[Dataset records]
- - - - - - -

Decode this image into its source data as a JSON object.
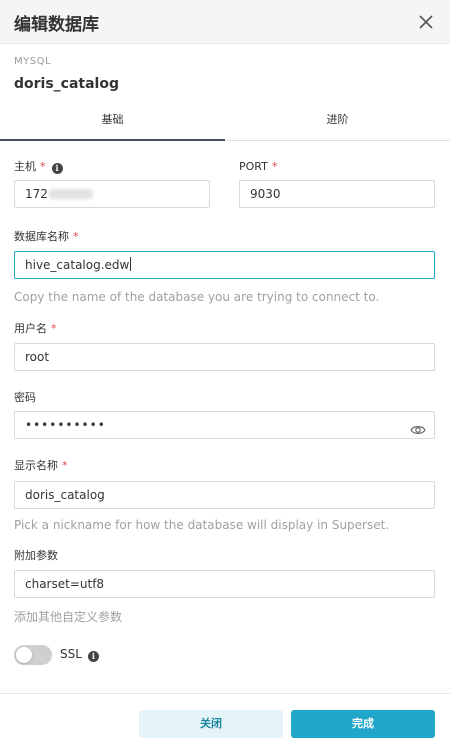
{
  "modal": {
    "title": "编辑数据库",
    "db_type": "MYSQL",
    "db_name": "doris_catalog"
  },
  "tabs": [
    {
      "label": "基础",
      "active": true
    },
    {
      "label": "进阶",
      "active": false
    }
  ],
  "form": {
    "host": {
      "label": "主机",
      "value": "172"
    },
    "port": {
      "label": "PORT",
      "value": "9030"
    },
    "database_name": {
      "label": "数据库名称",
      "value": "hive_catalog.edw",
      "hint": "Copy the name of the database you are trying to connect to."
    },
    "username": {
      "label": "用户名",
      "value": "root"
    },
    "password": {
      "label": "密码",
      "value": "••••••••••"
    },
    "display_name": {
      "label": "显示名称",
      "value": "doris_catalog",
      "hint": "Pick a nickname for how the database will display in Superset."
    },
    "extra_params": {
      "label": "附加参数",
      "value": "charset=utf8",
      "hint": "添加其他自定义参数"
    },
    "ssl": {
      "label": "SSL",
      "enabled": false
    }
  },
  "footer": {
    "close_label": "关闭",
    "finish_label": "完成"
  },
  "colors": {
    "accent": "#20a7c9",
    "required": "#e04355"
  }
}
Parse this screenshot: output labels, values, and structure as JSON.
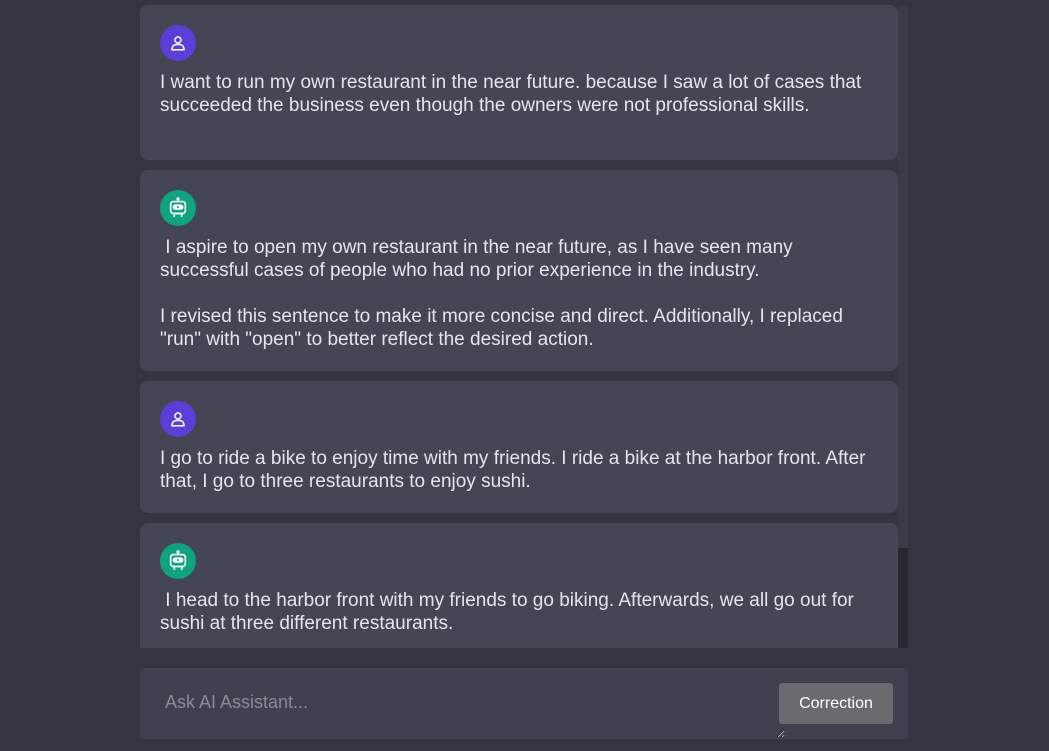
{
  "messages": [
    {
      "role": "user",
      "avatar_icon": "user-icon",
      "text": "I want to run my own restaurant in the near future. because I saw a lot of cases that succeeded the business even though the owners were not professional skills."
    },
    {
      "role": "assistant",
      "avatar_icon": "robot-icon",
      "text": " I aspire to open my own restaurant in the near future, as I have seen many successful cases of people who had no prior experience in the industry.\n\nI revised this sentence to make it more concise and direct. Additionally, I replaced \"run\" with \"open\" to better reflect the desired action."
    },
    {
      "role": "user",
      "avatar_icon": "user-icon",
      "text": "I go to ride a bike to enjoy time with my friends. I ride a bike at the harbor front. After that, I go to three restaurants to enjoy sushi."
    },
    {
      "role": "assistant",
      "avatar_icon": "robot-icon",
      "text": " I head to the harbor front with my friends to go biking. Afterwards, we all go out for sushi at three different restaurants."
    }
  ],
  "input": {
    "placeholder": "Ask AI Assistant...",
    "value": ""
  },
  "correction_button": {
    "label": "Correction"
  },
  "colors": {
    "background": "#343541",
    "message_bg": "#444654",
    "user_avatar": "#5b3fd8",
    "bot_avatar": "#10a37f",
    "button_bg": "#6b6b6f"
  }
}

- - - - - - -

▶ _Exercise objective_
Which lines in the listing above hold the word "near"? Show each of them.

▶ _Answer_
      "text": "I want to run my own restaurant in the near future. because I saw a lot of cases that succeeded the business even though the owners were not professional skills."
      "text": " I aspire to open my own restaurant in the near future, as I have seen many successful cases of people who had no prior experience in the industry.\n\nI revised this sentence to make it more concise and direct. Additionally, I replaced \"run\" with \"open\" to better reflect the desired action."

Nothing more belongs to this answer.